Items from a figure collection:

________________________

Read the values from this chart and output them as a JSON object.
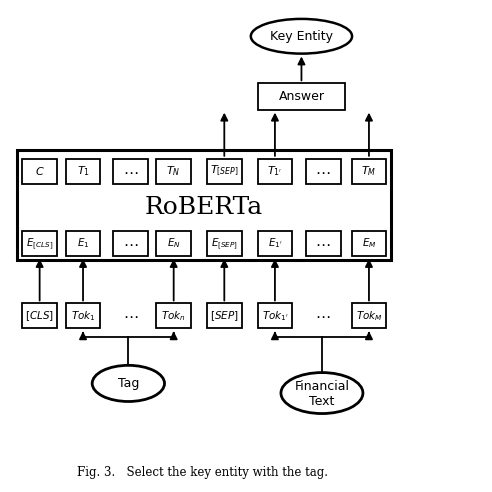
{
  "title": "Fig. 3.   Select the key entity with the tag.",
  "roberta_label": "RoBERTa",
  "answer_label": "Answer",
  "key_entity_label": "Key Entity",
  "top_boxes": [
    "C",
    "T_{1}",
    "\\cdots",
    "T_{N}",
    "T_{[SEP]}",
    "T_{1'}",
    "\\cdots",
    "T_{M}"
  ],
  "embed_boxes": [
    "E_{[CLS]}",
    "E_{1}",
    "\\cdots",
    "E_{N}",
    "E_{[SEP]}",
    "E_{1'}",
    "\\cdots",
    "E_{M}"
  ],
  "token_boxes": [
    "[CLS]",
    "Tok_{1}",
    "\\cdots",
    "Tok_{n}",
    "[SEP]",
    "Tok_{1'}",
    "\\cdots",
    "Tok_{M}"
  ],
  "bg_color": "#ffffff",
  "box_color": "#000000",
  "arrow_color": "#000000",
  "font_size": 9,
  "roberta_font_size": 18
}
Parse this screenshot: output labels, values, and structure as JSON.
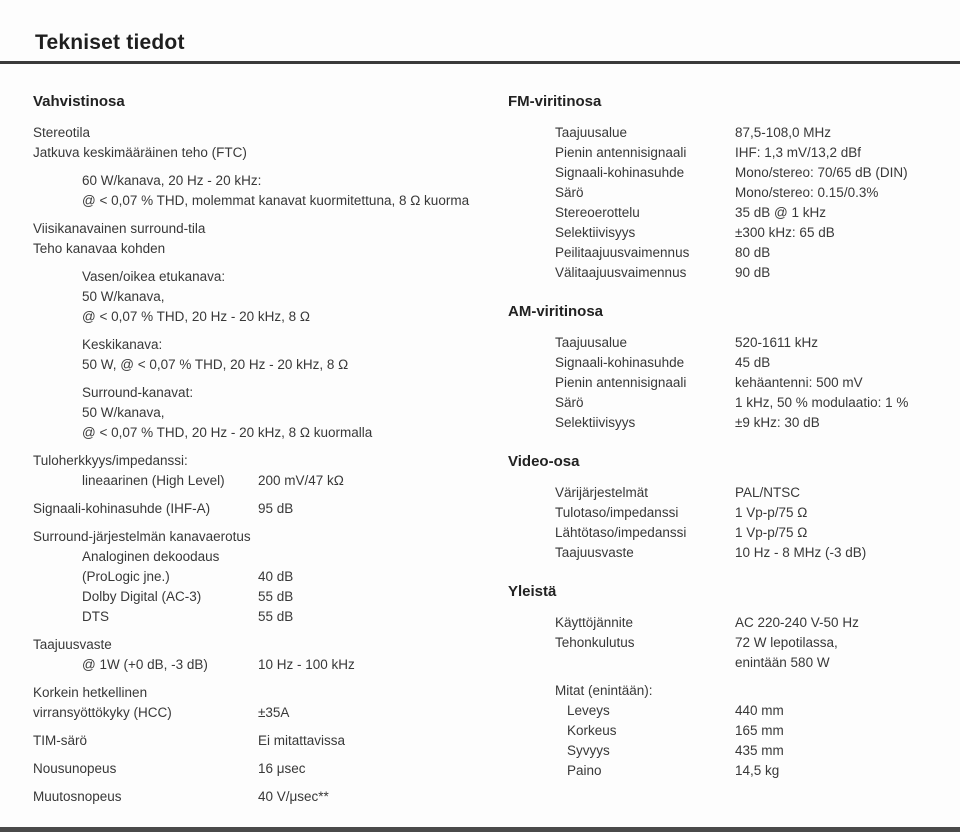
{
  "title": "Tekniset tiedot",
  "left": {
    "heading": "Vahvistinosa",
    "groups": [
      {
        "rows": [
          {
            "label": "Stereotila",
            "indent": 0
          },
          {
            "label": "Jatkuva keskimääräinen teho (FTC)",
            "indent": 0
          }
        ]
      },
      {
        "rows": [
          {
            "label": "60 W/kanava, 20 Hz - 20 kHz:",
            "indent": 1
          },
          {
            "label": "@ < 0,07 % THD, molemmat kanavat kuormitettuna, 8 Ω kuorma",
            "indent": 1
          }
        ]
      },
      {
        "rows": [
          {
            "label": "Viisikanavainen surround-tila",
            "indent": 0
          },
          {
            "label": "Teho kanavaa kohden",
            "indent": 0
          }
        ]
      },
      {
        "rows": [
          {
            "label": "Vasen/oikea etukanava:",
            "indent": 1
          },
          {
            "label": "50 W/kanava,",
            "indent": 1
          },
          {
            "label": "@ < 0,07 % THD, 20 Hz - 20 kHz, 8 Ω",
            "indent": 1
          }
        ]
      },
      {
        "rows": [
          {
            "label": "Keskikanava:",
            "indent": 1
          },
          {
            "label": "50 W, @ < 0,07 % THD, 20 Hz - 20 kHz, 8 Ω",
            "indent": 1
          }
        ]
      },
      {
        "rows": [
          {
            "label": "Surround-kanavat:",
            "indent": 1
          },
          {
            "label": "50 W/kanava,",
            "indent": 1
          },
          {
            "label": "@ < 0,07 % THD, 20 Hz - 20 kHz, 8 Ω kuormalla",
            "indent": 1
          }
        ]
      },
      {
        "rows": [
          {
            "label": "Tuloherkkyys/impedanssi:",
            "indent": 0
          },
          {
            "label": "lineaarinen (High Level)",
            "value": "200 mV/47 kΩ",
            "indent": 1
          }
        ]
      },
      {
        "rows": [
          {
            "label": "Signaali-kohinasuhde (IHF-A)",
            "value": "95 dB",
            "indent": 0
          }
        ]
      },
      {
        "rows": [
          {
            "label": "Surround-järjestelmän kanavaerotus",
            "indent": 0
          },
          {
            "label": "Analoginen dekoodaus",
            "indent": 1
          },
          {
            "label": "(ProLogic jne.)",
            "value": "40 dB",
            "indent": 1
          },
          {
            "label": "Dolby Digital (AC-3)",
            "value": "55 dB",
            "indent": 1
          },
          {
            "label": "DTS",
            "value": "55 dB",
            "indent": 1
          }
        ]
      },
      {
        "rows": [
          {
            "label": "Taajuusvaste",
            "indent": 0
          },
          {
            "label": "@ 1W (+0 dB, -3 dB)",
            "value": "10 Hz - 100 kHz",
            "indent": 1
          }
        ]
      },
      {
        "rows": [
          {
            "label": "Korkein hetkellinen",
            "indent": 0
          },
          {
            "label": "virransyöttökyky (HCC)",
            "value": "±35A",
            "indent": 0
          }
        ]
      },
      {
        "rows": [
          {
            "label": "TIM-särö",
            "value": "Ei mitattavissa",
            "indent": 0
          }
        ]
      },
      {
        "rows": [
          {
            "label": "Nousunopeus",
            "value": "16 μsec",
            "indent": 0
          }
        ]
      },
      {
        "rows": [
          {
            "label": "Muutosnopeus",
            "value": "40 V/μsec**",
            "indent": 0
          }
        ]
      }
    ]
  },
  "right": {
    "sections": [
      {
        "heading": "FM-viritinosa",
        "groups": [
          {
            "rows": [
              {
                "label": "Taajuusalue",
                "value": "87,5-108,0 MHz",
                "indent": 1
              },
              {
                "label": "Pienin antennisignaali",
                "value": "IHF: 1,3 mV/13,2 dBf",
                "indent": 1
              },
              {
                "label": "Signaali-kohinasuhde",
                "value": "Mono/stereo: 70/65 dB (DIN)",
                "indent": 1
              },
              {
                "label": "Särö",
                "value": "Mono/stereo: 0.15/0.3%",
                "indent": 1
              },
              {
                "label": "Stereoerottelu",
                "value": "35 dB @ 1 kHz",
                "indent": 1
              },
              {
                "label": "Selektiivisyys",
                "value": "±300 kHz: 65 dB",
                "indent": 1
              },
              {
                "label": "Peilitaajuusvaimennus",
                "value": "80 dB",
                "indent": 1
              },
              {
                "label": "Välitaajuusvaimennus",
                "value": "90 dB",
                "indent": 1
              }
            ]
          }
        ]
      },
      {
        "heading": "AM-viritinosa",
        "groups": [
          {
            "rows": [
              {
                "label": "Taajuusalue",
                "value": "520-1611 kHz",
                "indent": 1
              },
              {
                "label": "Signaali-kohinasuhde",
                "value": "45 dB",
                "indent": 1
              },
              {
                "label": "Pienin antennisignaali",
                "value": "kehäantenni: 500 mV",
                "indent": 1
              },
              {
                "label": "Särö",
                "value": "1 kHz, 50 % modulaatio: 1 %",
                "indent": 1
              },
              {
                "label": "Selektiivisyys",
                "value": "±9 kHz: 30 dB",
                "indent": 1
              }
            ]
          }
        ]
      },
      {
        "heading": "Video-osa",
        "groups": [
          {
            "rows": [
              {
                "label": "Värijärjestelmät",
                "value": "PAL/NTSC",
                "indent": 1
              },
              {
                "label": "Tulotaso/impedanssi",
                "value": "1 Vp-p/75 Ω",
                "indent": 1
              },
              {
                "label": "Lähtötaso/impedanssi",
                "value": "1 Vp-p/75 Ω",
                "indent": 1
              },
              {
                "label": "Taajuusvaste",
                "value": "10 Hz - 8 MHz (-3 dB)",
                "indent": 1
              }
            ]
          }
        ]
      },
      {
        "heading": "Yleistä",
        "groups": [
          {
            "rows": [
              {
                "label": "Käyttöjännite",
                "value": "AC 220-240 V-50 Hz",
                "indent": 1
              },
              {
                "label": "Tehonkulutus",
                "value": "72 W lepotilassa,",
                "indent": 1
              },
              {
                "label": "",
                "value": "enintään 580 W",
                "indent": 1
              }
            ]
          },
          {
            "rows": [
              {
                "label": "Mitat (enintään):",
                "indent": 1
              },
              {
                "label": "Leveys",
                "value": "440 mm",
                "indent": 2
              },
              {
                "label": "Korkeus",
                "value": "165 mm",
                "indent": 2
              },
              {
                "label": "Syvyys",
                "value": "435 mm",
                "indent": 2
              },
              {
                "label": "Paino",
                "value": "14,5 kg",
                "indent": 2
              }
            ]
          }
        ]
      }
    ]
  }
}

________________________

Do this: Please set down each line of the data above exactly as written, without the pictures.

Written response:
Read the values from this chart and output them as a JSON object.
{
  "title": "Fig. 3.   Select the key entity with the tag.",
  "roberta_label": "RoBERTa",
  "answer_label": "Answer",
  "key_entity_label": "Key Entity",
  "top_boxes": [
    "C",
    "T_{1}",
    "\\cdots",
    "T_{N}",
    "T_{[SEP]}",
    "T_{1'}",
    "\\cdots",
    "T_{M}"
  ],
  "embed_boxes": [
    "E_{[CLS]}",
    "E_{1}",
    "\\cdots",
    "E_{N}",
    "E_{[SEP]}",
    "E_{1'}",
    "\\cdots",
    "E_{M}"
  ],
  "token_boxes": [
    "[CLS]",
    "Tok_{1}",
    "\\cdots",
    "Tok_{n}",
    "[SEP]",
    "Tok_{1'}",
    "\\cdots",
    "Tok_{M}"
  ],
  "bg_color": "#ffffff",
  "box_color": "#000000",
  "arrow_color": "#000000",
  "font_size": 9,
  "roberta_font_size": 18
}
Parse this screenshot: output labels, values, and structure as JSON.
{
  "title": "Tekniset tiedot",
  "left": {
    "heading": "Vahvistinosa",
    "groups": [
      {
        "rows": [
          {
            "label": "Stereotila",
            "indent": 0
          },
          {
            "label": "Jatkuva keskimääräinen teho (FTC)",
            "indent": 0
          }
        ]
      },
      {
        "rows": [
          {
            "label": "60 W/kanava, 20 Hz - 20 kHz:",
            "indent": 1
          },
          {
            "label": "@ < 0,07 % THD, molemmat kanavat kuormitettuna, 8 Ω kuorma",
            "indent": 1
          }
        ]
      },
      {
        "rows": [
          {
            "label": "Viisikanavainen surround-tila",
            "indent": 0
          },
          {
            "label": "Teho kanavaa kohden",
            "indent": 0
          }
        ]
      },
      {
        "rows": [
          {
            "label": "Vasen/oikea etukanava:",
            "indent": 1
          },
          {
            "label": "50 W/kanava,",
            "indent": 1
          },
          {
            "label": "@ < 0,07 % THD, 20 Hz - 20 kHz, 8 Ω",
            "indent": 1
          }
        ]
      },
      {
        "rows": [
          {
            "label": "Keskikanava:",
            "indent": 1
          },
          {
            "label": "50 W, @ < 0,07 % THD, 20 Hz - 20 kHz, 8 Ω",
            "indent": 1
          }
        ]
      },
      {
        "rows": [
          {
            "label": "Surround-kanavat:",
            "indent": 1
          },
          {
            "label": "50 W/kanava,",
            "indent": 1
          },
          {
            "label": "@ < 0,07 % THD, 20 Hz - 20 kHz, 8 Ω kuormalla",
            "indent": 1
          }
        ]
      },
      {
        "rows": [
          {
            "label": "Tuloherkkyys/impedanssi:",
            "indent": 0
          },
          {
            "label": "lineaarinen (High Level)",
            "value": "200 mV/47 kΩ",
            "indent": 1
          }
        ]
      },
      {
        "rows": [
          {
            "label": "Signaali-kohinasuhde (IHF-A)",
            "value": "95 dB",
            "indent": 0
          }
        ]
      },
      {
        "rows": [
          {
            "label": "Surround-järjestelmän kanavaerotus",
            "indent": 0
          },
          {
            "label": "Analoginen dekoodaus",
            "indent": 1
          },
          {
            "label": "(ProLogic jne.)",
            "value": "40 dB",
            "indent": 1
          },
          {
            "label": "Dolby Digital (AC-3)",
            "value": "55 dB",
            "indent": 1
          },
          {
            "label": "DTS",
            "value": "55 dB",
            "indent": 1
          }
        ]
      },
      {
        "rows": [
          {
            "label": "Taajuusvaste",
            "indent": 0
          },
          {
            "label": "@ 1W (+0 dB, -3 dB)",
            "value": "10 Hz - 100 kHz",
            "indent": 1
          }
        ]
      },
      {
        "rows": [
          {
            "label": "Korkein hetkellinen",
            "indent": 0
          },
          {
            "label": "virransyöttökyky (HCC)",
            "value": "±35A",
            "indent": 0
          }
        ]
      },
      {
        "rows": [
          {
            "label": "TIM-särö",
            "value": "Ei mitattavissa",
            "indent": 0
          }
        ]
      },
      {
        "rows": [
          {
            "label": "Nousunopeus",
            "value": "16 μsec",
            "indent": 0
          }
        ]
      },
      {
        "rows": [
          {
            "label": "Muutosnopeus",
            "value": "40 V/μsec**",
            "indent": 0
          }
        ]
      }
    ]
  },
  "right": {
    "sections": [
      {
        "heading": "FM-viritinosa",
        "groups": [
          {
            "rows": [
              {
                "label": "Taajuusalue",
                "value": "87,5-108,0 MHz",
                "indent": 1
              },
              {
                "label": "Pienin antennisignaali",
                "value": "IHF: 1,3 mV/13,2 dBf",
                "indent": 1
              },
              {
                "label": "Signaali-kohinasuhde",
                "value": "Mono/stereo: 70/65 dB (DIN)",
                "indent": 1
              },
              {
                "label": "Särö",
                "value": "Mono/stereo: 0.15/0.3%",
                "indent": 1
              },
              {
                "label": "Stereoerottelu",
                "value": "35 dB @ 1 kHz",
                "indent": 1
              },
              {
                "label": "Selektiivisyys",
                "value": "±300 kHz: 65 dB",
                "indent": 1
              },
              {
                "label": "Peilitaajuusvaimennus",
                "value": "80 dB",
                "indent": 1
              },
              {
                "label": "Välitaajuusvaimennus",
                "value": "90 dB",
                "indent": 1
              }
            ]
          }
        ]
      },
      {
        "heading": "AM-viritinosa",
        "groups": [
          {
            "rows": [
              {
                "label": "Taajuusalue",
                "value": "520-1611 kHz",
                "indent": 1
              },
              {
                "label": "Signaali-kohinasuhde",
                "value": "45 dB",
                "indent": 1
              },
              {
                "label": "Pienin antennisignaali",
                "value": "kehäantenni: 500 mV",
                "indent": 1
              },
              {
                "label": "Särö",
                "value": "1 kHz, 50 % modulaatio: 1 %",
                "indent": 1
              },
              {
                "label": "Selektiivisyys",
                "value": "±9 kHz: 30 dB",
                "indent": 1
              }
            ]
          }
        ]
      },
      {
        "heading": "Video-osa",
        "groups": [
          {
            "rows": [
              {
                "label": "Värijärjestelmät",
                "value": "PAL/NTSC",
                "indent": 1
              },
              {
                "label": "Tulotaso/impedanssi",
                "value": "1 Vp-p/75 Ω",
                "indent": 1
              },
              {
                "label": "Lähtötaso/impedanssi",
                "value": "1 Vp-p/75 Ω",
                "indent": 1
              },
              {
                "label": "Taajuusvaste",
                "value": "10 Hz - 8 MHz (-3 dB)",
                "indent": 1
              }
            ]
          }
        ]
      },
      {
        "heading": "Yleistä",
        "groups": [
          {
            "rows": [
              {
                "label": "Käyttöjännite",
                "value": "AC 220-240 V-50 Hz",
                "indent": 1
              },
              {
                "label": "Tehonkulutus",
                "value": "72 W lepotilassa,",
                "indent": 1
              },
              {
                "label": "",
                "value": "enintään 580 W",
                "indent": 1
              }
            ]
          },
          {
            "rows": [
              {
                "label": "Mitat (enintään):",
                "indent": 1
              },
              {
                "label": "Leveys",
                "value": "440 mm",
                "indent": 2
              },
              {
                "label": "Korkeus",
                "value": "165 mm",
                "indent": 2
              },
              {
                "label": "Syvyys",
                "value": "435 mm",
                "indent": 2
              },
              {
                "label": "Paino",
                "value": "14,5 kg",
                "indent": 2
              }
            ]
          }
        ]
      }
    ]
  }
}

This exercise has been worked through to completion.